**** EXTRACTED ENTRIES
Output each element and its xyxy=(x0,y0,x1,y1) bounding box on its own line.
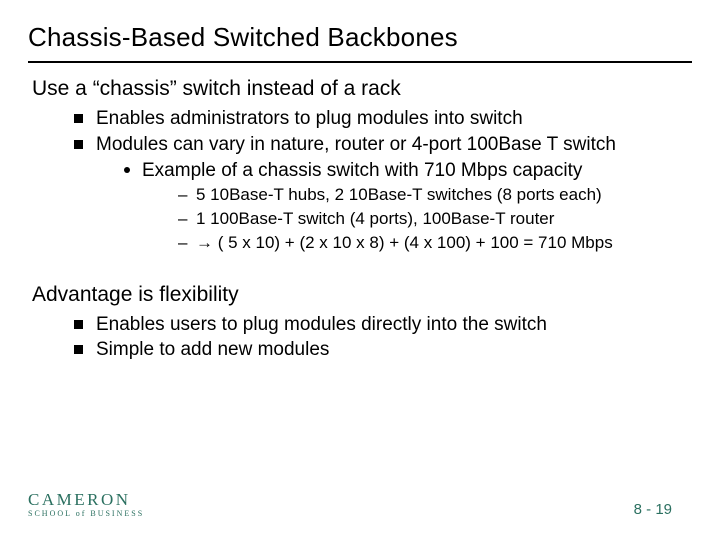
list-item: Simple to add new modules xyxy=(74,338,692,362)
list-item: 1 100Base-T switch (4 ports), 100Base-T … xyxy=(178,208,692,230)
list-item: Example of a chassis switch with 710 Mbp… xyxy=(124,159,692,255)
page-number: 8 - 19 xyxy=(634,501,672,518)
section-heading-1: Use a “chassis” switch instead of a rack xyxy=(32,77,692,101)
bullet-list-1: Enables administrators to plug modules i… xyxy=(28,107,692,255)
section-heading-2: Advantage is flexibility xyxy=(32,283,692,307)
slide-title: Chassis-Based Switched Backbones xyxy=(28,22,692,53)
logo-name: CAMERON xyxy=(28,491,144,508)
list-item-text: Example of a chassis switch with 710 Mbp… xyxy=(142,160,582,181)
list-item: Modules can vary in nature, router or 4-… xyxy=(74,133,692,255)
logo: CAMERON SCHOOL of BUSINESS xyxy=(28,491,144,518)
sub-bullet-list: Example of a chassis switch with 710 Mbp… xyxy=(96,159,692,255)
dash-list: 5 10Base-T hubs, 2 10Base-T switches (8 … xyxy=(142,184,692,254)
list-item: Enables administrators to plug modules i… xyxy=(74,107,692,131)
list-item: Enables users to plug modules directly i… xyxy=(74,313,692,337)
bullet-list-2: Enables users to plug modules directly i… xyxy=(28,313,692,363)
list-item: 5 10Base-T hubs, 2 10Base-T switches (8 … xyxy=(178,184,692,206)
list-item: → ( 5 x 10) + (2 x 10 x 8) + (4 x 100) +… xyxy=(178,232,692,254)
title-rule xyxy=(28,61,692,63)
list-item-text: Modules can vary in nature, router or 4-… xyxy=(96,134,616,155)
slide: Chassis-Based Switched Backbones Use a “… xyxy=(0,0,720,540)
logo-subtitle: SCHOOL of BUSINESS xyxy=(28,510,144,518)
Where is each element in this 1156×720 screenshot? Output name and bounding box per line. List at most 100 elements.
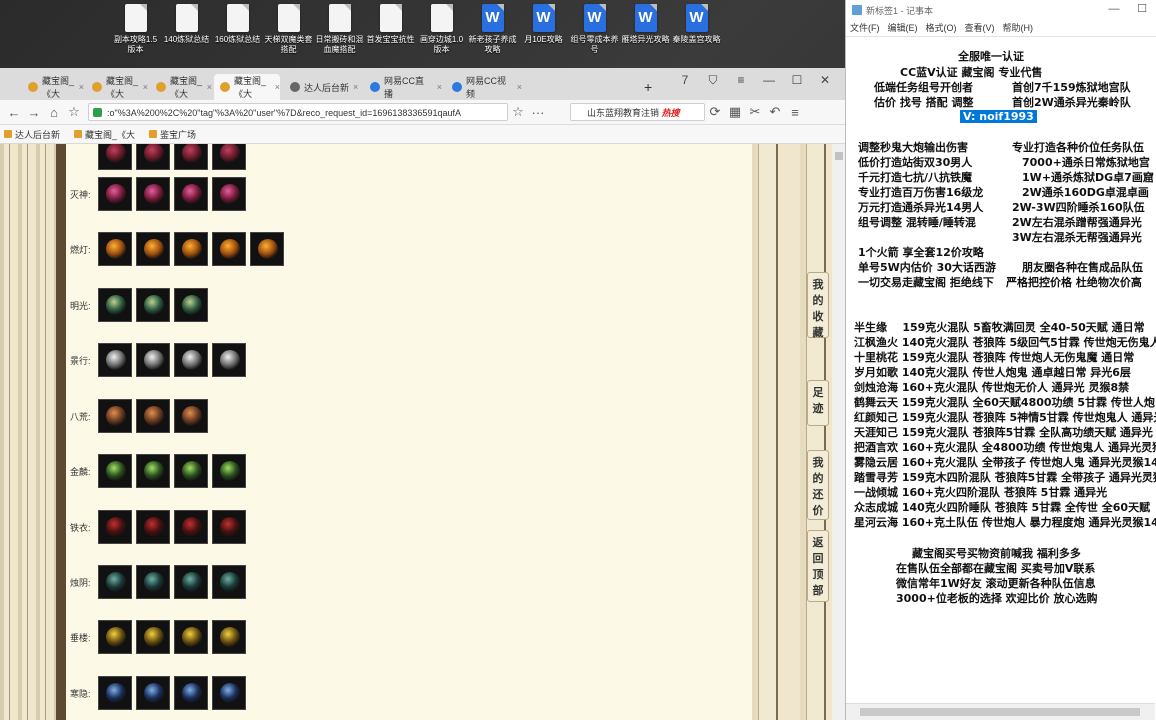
equipment-item-icon[interactable] [174,144,208,170]
equipment-item-icon[interactable] [174,676,208,710]
page-scrollbar[interactable] [833,144,845,720]
equipment-item-icon[interactable] [212,144,246,170]
desktop-icon[interactable]: 160炼狱总结 [212,4,263,68]
browser-tab[interactable]: 网易CC直播 × [364,74,442,100]
bookmark-item[interactable]: 鉴宝广场 [149,128,196,141]
equipment-item-icon[interactable] [98,144,132,170]
tab-close-icon[interactable]: × [275,82,280,92]
notepad-menu-item[interactable]: 查看(V) [965,20,995,36]
notepad-maximize-button[interactable]: ☐ [1128,0,1156,18]
browser-tab[interactable]: 藏宝阁_《大 × [86,74,148,100]
browser-tab[interactable]: 达人后台新 × [284,74,360,100]
close-button[interactable]: ✕ [811,73,839,87]
back-icon[interactable]: ← [4,105,24,120]
equipment-item-icon[interactable] [212,676,246,710]
equipment-item-icon[interactable] [174,565,208,599]
bookmark-item[interactable]: 藏宝阁_《大 [74,128,135,141]
tab-count-badge[interactable]: 7 [671,73,699,87]
browser-tab[interactable]: 藏宝阁_《大 × [22,74,84,100]
equipment-item-icon[interactable] [98,510,132,544]
tab-close-icon[interactable]: × [353,82,358,92]
bookmark-item[interactable]: 达人后台新 [4,128,60,141]
shirt-icon[interactable]: ⛉ [699,73,727,88]
side-nav-button[interactable]: 我的收藏 [807,272,829,339]
url-input[interactable]: :o"%3A%200%2C%20"tag"%3A%20"user"%7D&rec… [88,103,508,121]
equipment-item-icon[interactable] [136,288,170,322]
notepad-menu-item[interactable]: 编辑(E) [888,20,918,36]
bookmark-star-icon[interactable]: ☆ [508,104,528,120]
scrollbar-thumb[interactable] [835,152,843,160]
favorite-star-icon[interactable]: ☆ [64,104,84,120]
equipment-item-icon[interactable] [136,454,170,488]
equipment-item-icon[interactable] [136,565,170,599]
notepad-menu-item[interactable]: 文件(F) [850,20,880,36]
undo-icon[interactable]: ↶ [765,104,785,120]
equipment-item-icon[interactable] [212,510,246,544]
equipment-item-icon[interactable] [136,510,170,544]
new-tab-button[interactable]: + [638,74,658,100]
equipment-item-icon[interactable] [250,232,284,266]
apps-icon[interactable]: ▦ [725,104,745,120]
equipment-item-icon[interactable] [98,177,132,211]
equipment-item-icon[interactable] [174,343,208,377]
tab-close-icon[interactable]: × [207,82,212,92]
notepad-menu-item[interactable]: 帮助(H) [1003,20,1034,36]
equipment-item-icon[interactable] [98,343,132,377]
tab-close-icon[interactable]: × [79,82,84,92]
browser-tab[interactable]: 藏宝阁_《大 × [150,74,212,100]
equipment-item-icon[interactable] [136,144,170,170]
refresh-icon[interactable]: ⟳ [705,104,725,120]
tab-close-icon[interactable]: × [517,82,522,92]
list-icon[interactable]: ≡ [727,73,755,87]
side-nav-button[interactable]: 足迹 [807,380,829,426]
desktop-icon[interactable]: W 组号零成本养号 [569,4,620,68]
tab-close-icon[interactable]: × [143,82,148,92]
equipment-item-icon[interactable] [98,620,132,654]
notepad-minimize-button[interactable]: — [1100,0,1128,18]
notepad-menu-item[interactable]: 格式(O) [926,20,957,36]
equipment-item-icon[interactable] [212,232,246,266]
equipment-item-icon[interactable] [136,343,170,377]
equipment-item-icon[interactable] [174,232,208,266]
desktop-icon[interactable]: 副本攻略1.5版本 [110,4,161,68]
browser-tab[interactable]: 藏宝阁_《大 × [214,74,280,100]
equipment-item-icon[interactable] [98,232,132,266]
equipment-item-icon[interactable] [136,399,170,433]
equipment-item-icon[interactable] [212,565,246,599]
equipment-item-icon[interactable] [174,177,208,211]
desktop-icon[interactable]: 140炼狱总结 [161,4,212,68]
desktop-icon[interactable]: W 秦陵盖宫攻略 [671,4,722,68]
equipment-item-icon[interactable] [174,510,208,544]
equipment-item-icon[interactable] [174,620,208,654]
minimize-button[interactable]: — [755,73,783,87]
desktop-icon[interactable]: 天梯双魔类套搭配 [263,4,314,68]
maximize-button[interactable]: ☐ [783,73,811,87]
home-icon[interactable]: ⌂ [44,105,64,120]
equipment-item-icon[interactable] [98,288,132,322]
equipment-item-icon[interactable] [98,676,132,710]
forward-icon[interactable]: → [24,105,44,120]
side-nav-button[interactable]: 返回顶部 [807,530,829,602]
notepad-horizontal-scrollbar[interactable] [846,703,1155,720]
equipment-item-icon[interactable] [174,399,208,433]
browser-tab[interactable]: 网易CC视频 × [446,74,522,100]
equipment-item-icon[interactable] [212,177,246,211]
equipment-item-icon[interactable] [98,565,132,599]
cut-icon[interactable]: ✂ [745,104,765,120]
equipment-item-icon[interactable] [136,620,170,654]
desktop-icon[interactable]: W 月10E攻略 [518,4,569,68]
equipment-item-icon[interactable] [212,454,246,488]
equipment-item-icon[interactable] [136,177,170,211]
scrollbar-thumb[interactable] [860,708,1140,716]
equipment-item-icon[interactable] [136,232,170,266]
equipment-item-icon[interactable] [174,288,208,322]
notepad-text-area[interactable]: 全服唯一认证 CC蓝V认证 藏宝阁 专业代售 低端任务组号开创者 首创7千159炼狱地… [846,36,1156,704]
equipment-item-icon[interactable] [174,454,208,488]
desktop-icon[interactable]: W 雁塔异光攻略 [620,4,671,68]
more-icon[interactable]: ··· [528,105,548,120]
desktop-icon[interactable]: W 新老孩子养成攻略 [467,4,518,68]
desktop-icon[interactable]: 日常搬砖和混血魔搭配 [314,4,365,68]
desktop-icon[interactable]: 画穿边城1.0版本 [416,4,467,68]
search-input[interactable]: 山东蓝翔教育注销 热搜 [570,103,705,121]
equipment-item-icon[interactable] [98,454,132,488]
********
◆ **WORK TO DO**: Arrange the lines of the records above as a Markdown table with the columns Row and Line, starting at the line that contains "list-item: Simple to" and ending at the line that contains "logo: CAMERON SCHOOL". Leave out blank lines.

◆ **RESPONSE TO THE EXERCISE**:
| Row | Line |
|---|---|
| 1 | list-item: Simple to add new modules xyxy=(74,338,692,362) |
| 2 | list-item: 1 100Base-T switch (4 ports), 100Base-T … xyxy=(178,208,692,230) |
| 3 | list-item: Example of a chassis switch with 710 Mbp… xyxy=(124,159,692,255) |
| 4 | page-number: 8 - 19 xyxy=(634,501,672,518) |
| 5 | section-heading-1: Use a “chassis” switch instead of a rack xyxy=(32,77,692,101) |
| 6 | bullet-list-1: Enables administrators to plug modules i… xyxy=(28,107,692,255) |
| 7 | section-heading-2: Advantage is flexibility xyxy=(32,283,692,307) |
| 8 | slide-title: Chassis-Based Switched Backbones xyxy=(28,22,692,53) |
| 9 | logo-name: CAMERON xyxy=(28,491,144,508) |
| 10 | list-item-text: Example of a chassis switch with 710 Mbp… xyxy=(142,160,582,181) |
| 11 | list-item: Modules can vary in nature, router or 4-… xyxy=(74,133,692,255) |
| 12 | logo: CAMERON SCHOOL of BUSINESS xyxy=(28,491,144,518) |